■ Challenge: Begin at the line with "What text is on this page?" and output every line through the end of the records, exactly as given. Omit pictures.

■ Part of a data file:
*****

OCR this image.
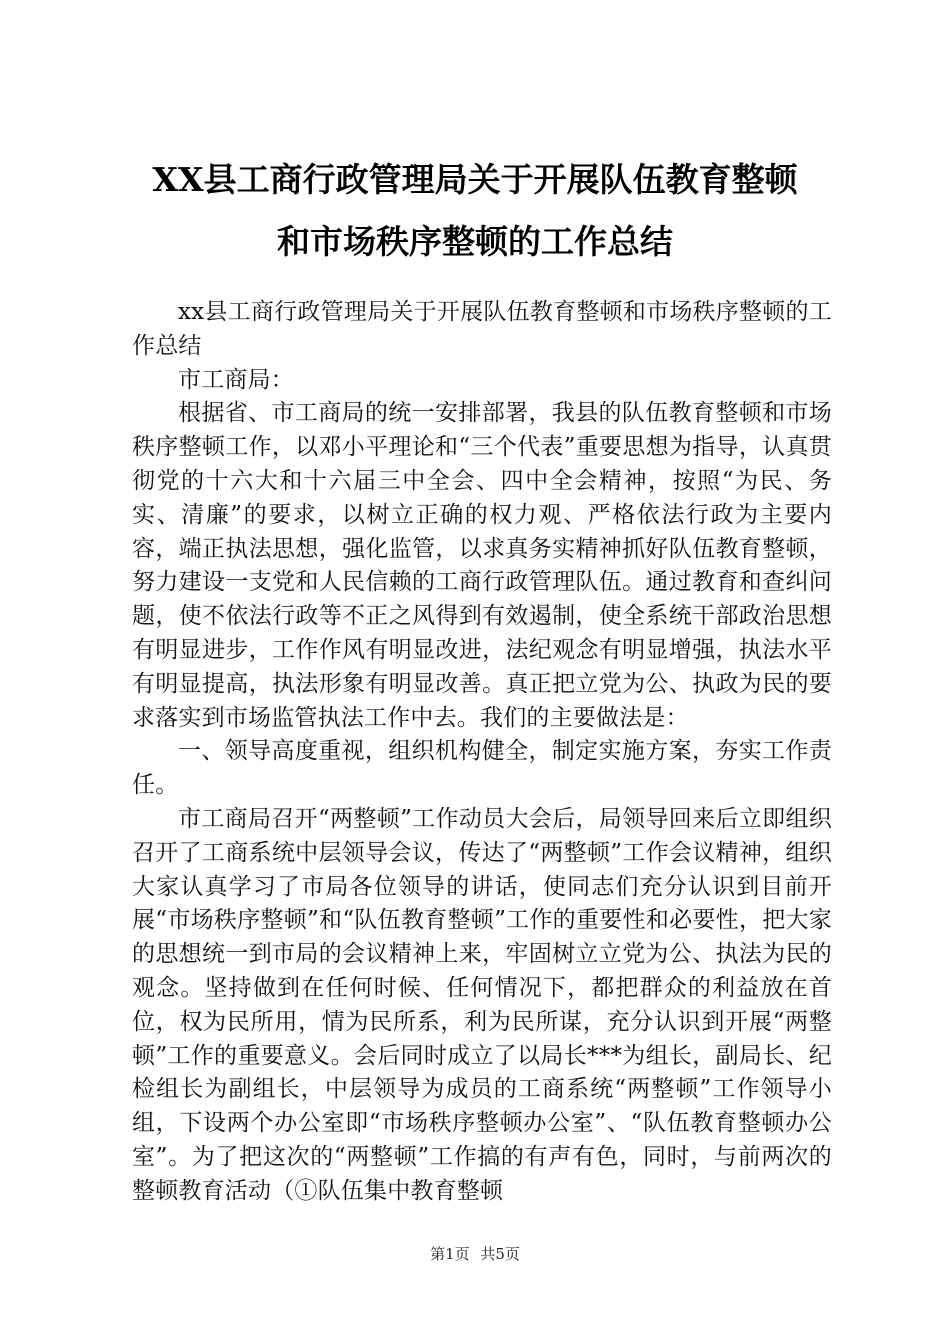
XX县工商行政管理局关于开展队伍教育整顿
和市场秩序整顿的工作总结

xx县工商行政管理局关于开展队伍教育整顿和市场秩序整顿的工作总结

市工商局：

根据省、市工商局的统一安排部署，我县的队伍教育整顿和市场秩序整顿工作，以邓小平理论和“三个代表”重要思想为指导，认真贯彻党的十六大和十六届三中全会、四中全会精神，按照“为民、务实、清廉”的要求，以树立正确的权力观、严格依法行政为主要内容，端正执法思想，强化监管，以求真务实精神抓好队伍教育整顿，努力建设一支党和人民信赖的工商行政管理队伍。通过教育和查纠问题，使不依法行政等不正之风得到有效遏制，使全系统干部政治思想有明显进步，工作作风有明显改进，法纪观念有明显增强，执法水平有明显提高，执法形象有明显改善。真正把立党为公、执政为民的要求落实到市场监管执法工作中去。我们的主要做法是：

一、领导高度重视，组织机构健全，制定实施方案，夯实工作责任。

市工商局召开“两整顿”工作动员大会后，局领导回来后立即组织召开了工商系统中层领导会议，传达了“两整顿”工作会议精神，组织大家认真学习了市局各位领导的讲话，使同志们充分认识到目前开展“市场秩序整顿”和“队伍教育整顿”工作的重要性和必要性，把大家的思想统一到市局的会议精神上来，牢固树立立党为公、执法为民的观念。坚持做到在任何时候、任何情况下，都把群众的利益放在首位，权为民所用，情为民所系，利为民所谋，充分认识到开展“两整顿”工作的重要意义。会后同时成立了以局长***为组长，副局长、纪检组长为副组长，中层领导为成员的工商系统“两整顿”工作领导小组，下设两个办公室即“市场秩序整顿办公室”、“队伍教育整顿办公室”。为了把这次的“两整顿”工作搞的有声有色，同时，与前两次的整顿教育活动（①队伍集中教育整顿

第1页 共5页
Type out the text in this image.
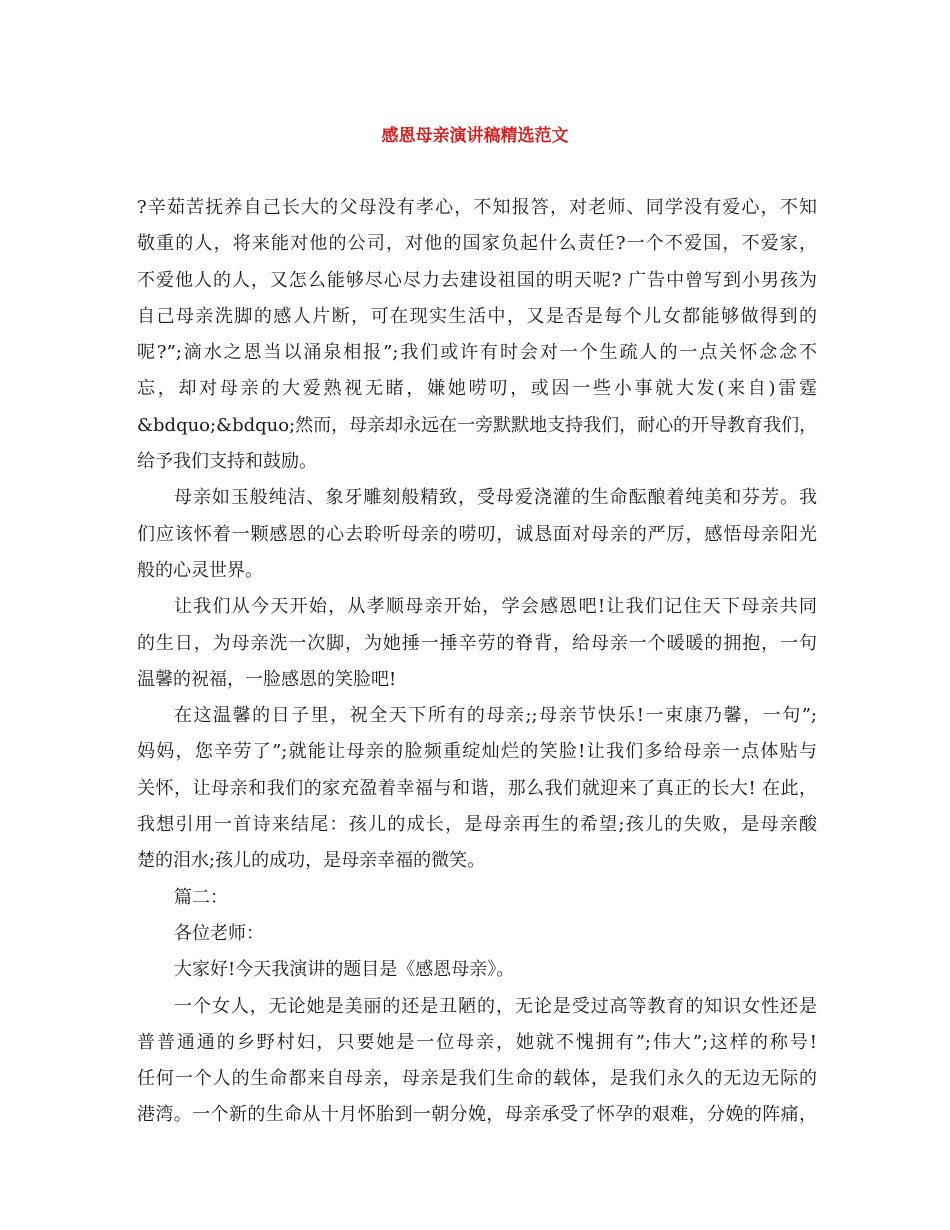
感恩母亲演讲稿精选范文
?辛茹苦抚养自己长大的父母没有孝心，不知报答，对老师、同学没有爱心，不知
敬重的人，将来能对他的公司，对他的国家负起什么责任?一个不爱国，不爱家，
不爱他人的人，又怎么能够尽心尽力去建设祖国的明天呢? 广告中曾写到小男孩为
自己母亲洗脚的感人片断，可在现实生活中，又是否是每个儿女都能够做得到的
呢?”;滴水之恩当以涌泉相报”;我们或许有时会对一个生疏人的一点关怀念念不
忘，却对母亲的大爱熟视无睹，嫌她唠叨，或因一些小事就大发(来自)雷霆
&bdquo;&bdquo;然而，母亲却永远在一旁默默地支持我们，耐心的开导教育我们，
给予我们支持和鼓励。
母亲如玉般纯洁、象牙雕刻般精致，受母爱浇灌的生命酝酿着纯美和芬芳。我
们应该怀着一颗感恩的心去聆听母亲的唠叨，诚恳面对母亲的严厉，感悟母亲阳光
般的心灵世界。
让我们从今天开始，从孝顺母亲开始，学会感恩吧!让我们记住天下母亲共同
的生日，为母亲洗一次脚，为她捶一捶辛劳的脊背，给母亲一个暖暖的拥抱，一句
温馨的祝福，一脸感恩的笑脸吧!
在这温馨的日子里，祝全天下所有的母亲;;母亲节快乐!一束康乃馨，一句”;
妈妈，您辛劳了”;就能让母亲的脸频重绽灿烂的笑脸!让我们多给母亲一点体贴与
关怀，让母亲和我们的家充盈着幸福与和谐，那么我们就迎来了真正的长大! 在此，
我想引用一首诗来结尾：孩儿的成长，是母亲再生的希望;孩儿的失败，是母亲酸
楚的泪水;孩儿的成功，是母亲幸福的微笑。
篇二：
各位老师：
大家好!今天我演讲的题目是《感恩母亲》。
一个女人，无论她是美丽的还是丑陋的，无论是受过高等教育的知识女性还是
普普通通的乡野村妇，只要她是一位母亲，她就不愧拥有”;伟大”;这样的称号!
任何一个人的生命都来自母亲，母亲是我们生命的载体，是我们永久的无边无际的
港湾。一个新的生命从十月怀胎到一朝分娩，母亲承受了怀孕的艰难，分娩的阵痛，
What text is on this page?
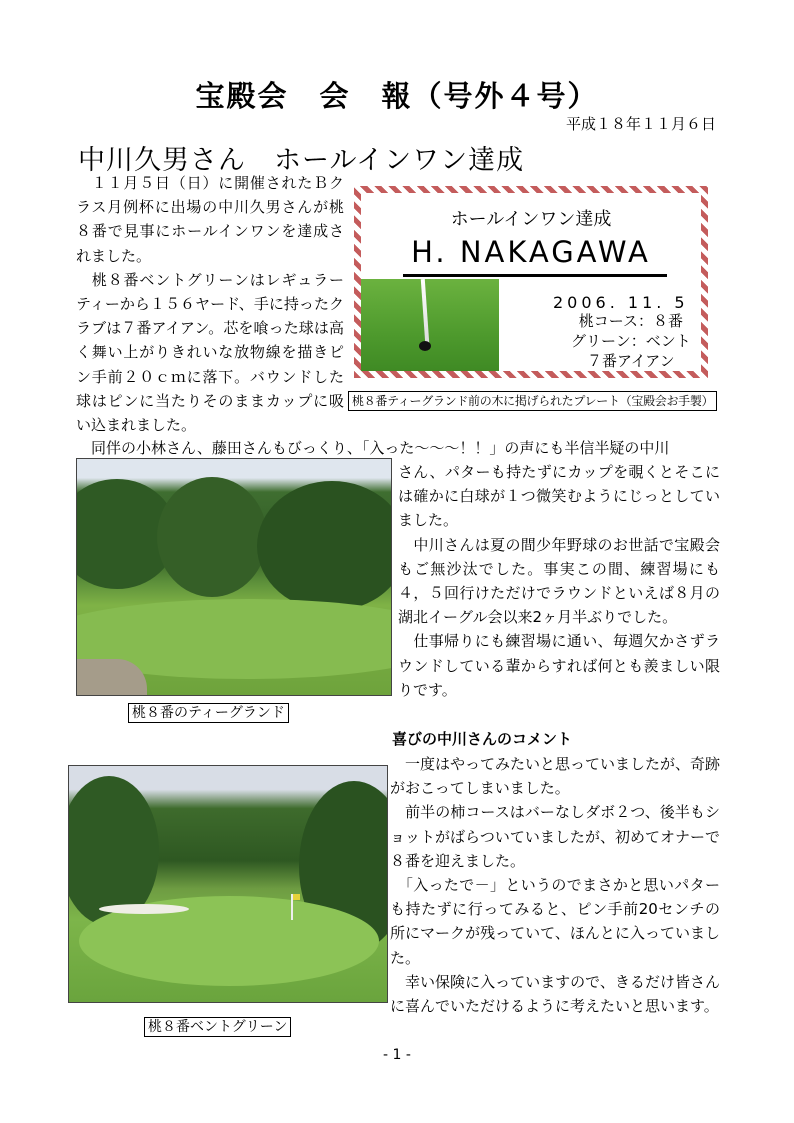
宝殿会　会　報（号外４号）
平成１８年１１月６日
中川久男さん　ホールインワン達成
　１１月５日（日）に開催されたＢクラス月例杯に出場の中川久男さんが桃８番で見事にホールインワンを達成されました。
　桃８番ベントグリーンはレギュラーティーから１５６ヤード、手に持ったクラブは７番アイアン。芯を喰った球は高く舞い上がりきれいな放物線を描きピン手前２０ｃｍに落下。バウンドした球はピンに当たりそのままカップに吸い込まれました。
ホールインワン達成
H. NAKAGAWA
2006. 11. 5
桃コース：８番
グリーン：ベント
７番アイアン
桃８番ティーグランド前の木に掲げられたプレート（宝殿会お手製）
　同伴の小林さん、藤田さんもびっくり、「入った～～～！！」の声にも半信半疑の中川
桃８番のティーグランド
さん、パターも持たずにカップを覗くとそこには確かに白球が１つ微笑むようにじっとしていました。
　中川さんは夏の間少年野球のお世話で宝殿会もご無沙汰でした。事実この間、練習場にも４，５回行けただけでラウンドといえば８月の湖北イーグル会以来2ヶ月半ぶりでした。
　仕事帰りにも練習場に通い、毎週欠かさずラウンドしている輩からすれば何とも羨ましい限りです。
喜びの中川さんのコメント
桃８番ベントグリーン
　一度はやってみたいと思っていましたが、奇跡がおこってしまいました。
　前半の柿コースはバーなしダボ２つ、後半もショットがばらついていましたが、初めてオナーで８番を迎えました。
　「入ったで－」というのでまさかと思いパターも持たずに行ってみると、ピン手前20センチの所にマークが残っていて、ほんとに入っていました。
　幸い保険に入っていますので、きるだけ皆さんに喜んでいただけるように考えたいと思います。
- 1 -
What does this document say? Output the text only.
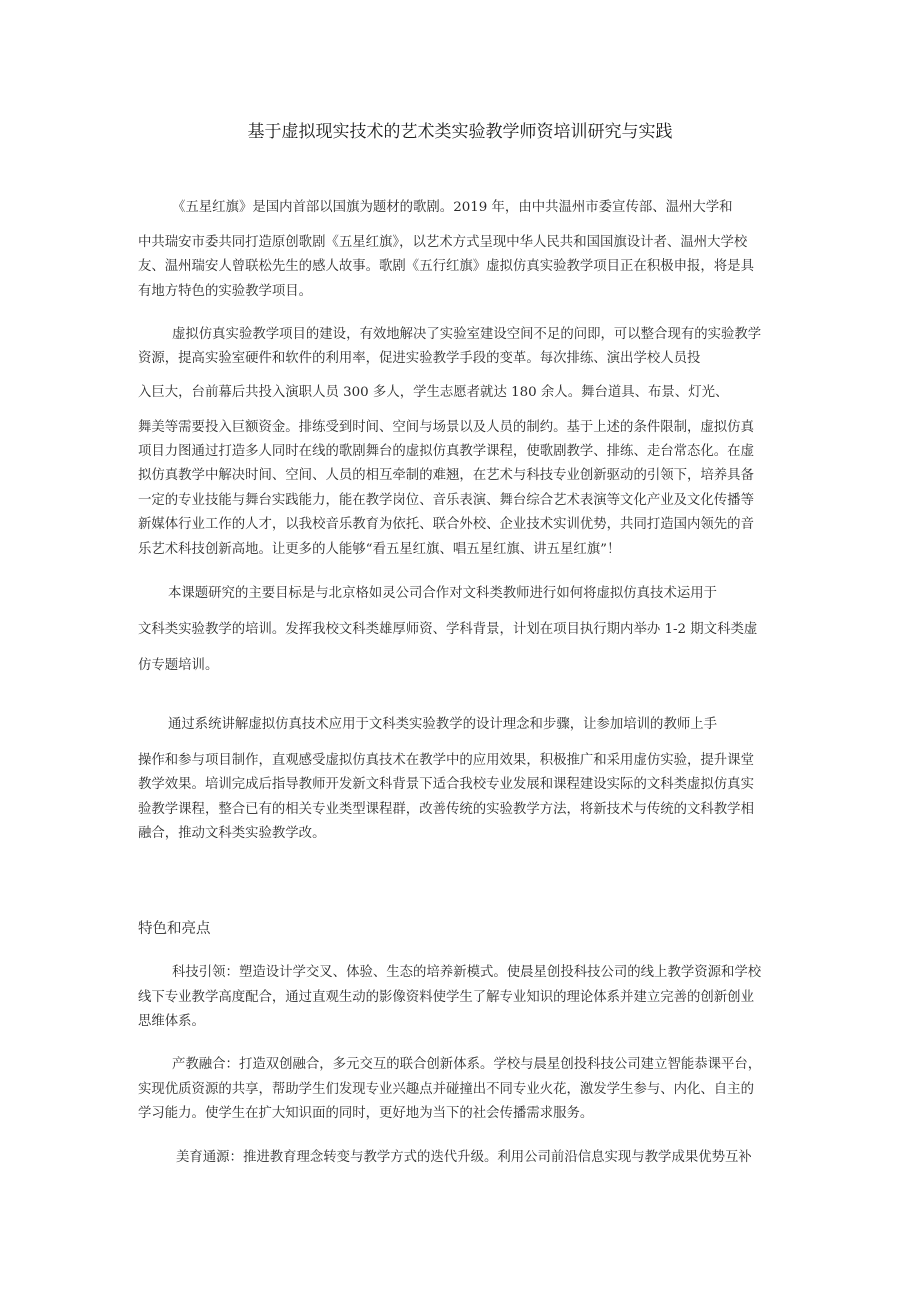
基于虚拟现实技术的艺术类实验教学师资培训研究与实践
《五星红旗》是国内首部以国旗为题材的歌剧。2019 年，由中共温州市委宣传部、温州大学和
中共瑞安市委共同打造原创歌剧《五星红旗》，以艺术方式呈现中华人民共和国国旗设计者、温州大学校
友、温州瑞安人曾联松先生的感人故事。歌剧《五行红旗》虚拟仿真实验教学项目正在积极申报，将是具
有地方特色的实验教学项目。
虚拟仿真实验教学项目的建设，有效地解决了实验室建设空间不足的问即，可以整合现有的实验教学
资源，提高实验室硬件和软件的利用率，促进实验教学手段的变革。每次排练、演出学校人员投
入巨大，台前幕后共投入演职人员 300 多人，学生志愿者就达 180 余人。舞台道具、布景、灯光、
舞美等需要投入巨额资金。排练受到时间、空间与场景以及人员的制约。基于上述的条件限制，虚拟仿真
项目力图通过打造多人同时在线的歌剧舞台的虚拟仿真教学课程，使歌剧教学、排练、走台常态化。在虚
拟仿真教学中解决时间、空间、人员的相互牵制的难翘，在艺术与科技专业创新驱动的引领下，培养具备
一定的专业技能与舞台实践能力，能在教学岗位、音乐表演、舞台综合艺术表演等文化产业及文化传播等
新媒体行业工作的人才，以我校音乐教育为依托、联合外校、企业技术实训优势，共同打造国内领先的音
乐艺术科技创新高地。让更多的人能够“看五星红旗、唱五星红旗、讲五星红旗”！
本课题研究的主要目标是与北京格如灵公司合作对文科类教师进行如何将虚拟仿真技术运用于
文科类实验教学的培训。发挥我校文科类雄厚师资、学科背景，计划在项目执行期内举办 1-2 期文科类虚
仿专题培训。
通过系统讲解虚拟仿真技术应用于文科类实验教学的设计理念和步骤，让参加培训的教师上手
操作和参与项目制作，直观感受虚拟仿真技术在教学中的应用效果，积极推广和采用虚仿实验，提升课堂
教学效果。培训完成后指导教师开发新文科背景下适合我校专业发展和课程建设实际的文科类虚拟仿真实
验教学课程，整合已有的相关专业类型课程群，改善传统的实验教学方法，将新技术与传统的文科教学相
融合，推动文科类实验教学改。
特色和亮点
科技引领：塑造设计学交叉、体验、生态的培养新模式。使晨星创投科技公司的线上教学资源和学校
线下专业教学高度配合，通过直观生动的影像资料使学生了解专业知识的理论体系并建立完善的创新创业
思维体系。
产教融合：打造双创融合，多元交互的联合创新体系。学校与晨星创投科技公司建立智能恭课平台，
实现优质资源的共享，帮助学生们发现专业兴趣点并碰撞出不同专业火花，激发学生参与、内化、自主的
学习能力。使学生在扩大知识面的同时，更好地为当下的社会传播需求服务。
美育通源：推进教育理念转变与教学方式的迭代升级。利用公司前沿信息实现与教学成果优势互补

*****

■ Response:
What text is on this page?
宝殿会　会　報（号外４号）
平成１８年１１月６日
中川久男さん　ホールインワン達成
　１１月５日（日）に開催されたＢクラス月例杯に出場の中川久男さんが桃８番で見事にホールインワンを達成されました。
　桃８番ベントグリーンはレギュラーティーから１５６ヤード、手に持ったクラブは７番アイアン。芯を喰った球は高く舞い上がりきれいな放物線を描きピン手前２０ｃｍに落下。バウンドした球はピンに当たりそのままカップに吸い込まれました。
ホールインワン達成
H. NAKAGAWA
2006. 11. 5
桃コース：８番
グリーン：ベント
７番アイアン
桃８番ティーグランド前の木に掲げられたプレート（宝殿会お手製）
　同伴の小林さん、藤田さんもびっくり、「入った～～～！！」の声にも半信半疑の中川
桃８番のティーグランド
さん、パターも持たずにカップを覗くとそこには確かに白球が１つ微笑むようにじっとしていました。
　中川さんは夏の間少年野球のお世話で宝殿会もご無沙汰でした。事実この間、練習場にも４，５回行けただけでラウンドといえば８月の湖北イーグル会以来2ヶ月半ぶりでした。
　仕事帰りにも練習場に通い、毎週欠かさずラウンドしている輩からすれば何とも羨ましい限りです。
喜びの中川さんのコメント
桃８番ベントグリーン
　一度はやってみたいと思っていましたが、奇跡がおこってしまいました。
　前半の柿コースはバーなしダボ２つ、後半もショットがばらついていましたが、初めてオナーで８番を迎えました。
　「入ったで－」というのでまさかと思いパターも持たずに行ってみると、ピン手前20センチの所にマークが残っていて、ほんとに入っていました。
　幸い保険に入っていますので、きるだけ皆さんに喜んでいただけるように考えたいと思います。
- 1 -
What does this document say? Output the text only.
基于虚拟现实技术的艺术类实验教学师资培训研究与实践
《五星红旗》是国内首部以国旗为题材的歌剧。2019 年，由中共温州市委宣传部、温州大学和
中共瑞安市委共同打造原创歌剧《五星红旗》，以艺术方式呈现中华人民共和国国旗设计者、温州大学校
友、温州瑞安人曾联松先生的感人故事。歌剧《五行红旗》虚拟仿真实验教学项目正在积极申报，将是具
有地方特色的实验教学项目。
虚拟仿真实验教学项目的建设，有效地解决了实验室建设空间不足的问即，可以整合现有的实验教学
资源，提高实验室硬件和软件的利用率，促进实验教学手段的变革。每次排练、演出学校人员投
入巨大，台前幕后共投入演职人员 300 多人，学生志愿者就达 180 余人。舞台道具、布景、灯光、
舞美等需要投入巨额资金。排练受到时间、空间与场景以及人员的制约。基于上述的条件限制，虚拟仿真
项目力图通过打造多人同时在线的歌剧舞台的虚拟仿真教学课程，使歌剧教学、排练、走台常态化。在虚
拟仿真教学中解决时间、空间、人员的相互牵制的难翘，在艺术与科技专业创新驱动的引领下，培养具备
一定的专业技能与舞台实践能力，能在教学岗位、音乐表演、舞台综合艺术表演等文化产业及文化传播等
新媒体行业工作的人才，以我校音乐教育为依托、联合外校、企业技术实训优势，共同打造国内领先的音
乐艺术科技创新高地。让更多的人能够“看五星红旗、唱五星红旗、讲五星红旗”！
本课题研究的主要目标是与北京格如灵公司合作对文科类教师进行如何将虚拟仿真技术运用于
文科类实验教学的培训。发挥我校文科类雄厚师资、学科背景，计划在项目执行期内举办 1-2 期文科类虚
仿专题培训。
通过系统讲解虚拟仿真技术应用于文科类实验教学的设计理念和步骤，让参加培训的教师上手
操作和参与项目制作，直观感受虚拟仿真技术在教学中的应用效果，积极推广和采用虚仿实验，提升课堂
教学效果。培训完成后指导教师开发新文科背景下适合我校专业发展和课程建设实际的文科类虚拟仿真实
验教学课程，整合已有的相关专业类型课程群，改善传统的实验教学方法，将新技术与传统的文科教学相
融合，推动文科类实验教学改。
特色和亮点
科技引领：塑造设计学交叉、体验、生态的培养新模式。使晨星创投科技公司的线上教学资源和学校
线下专业教学高度配合，通过直观生动的影像资料使学生了解专业知识的理论体系并建立完善的创新创业
思维体系。
产教融合：打造双创融合，多元交互的联合创新体系。学校与晨星创投科技公司建立智能恭课平台，
实现优质资源的共享，帮助学生们发现专业兴趣点并碰撞出不同专业火花，激发学生参与、内化、自主的
学习能力。使学生在扩大知识面的同时，更好地为当下的社会传播需求服务。
美育通源：推进教育理念转变与教学方式的迭代升级。利用公司前沿信息实现与教学成果优势互补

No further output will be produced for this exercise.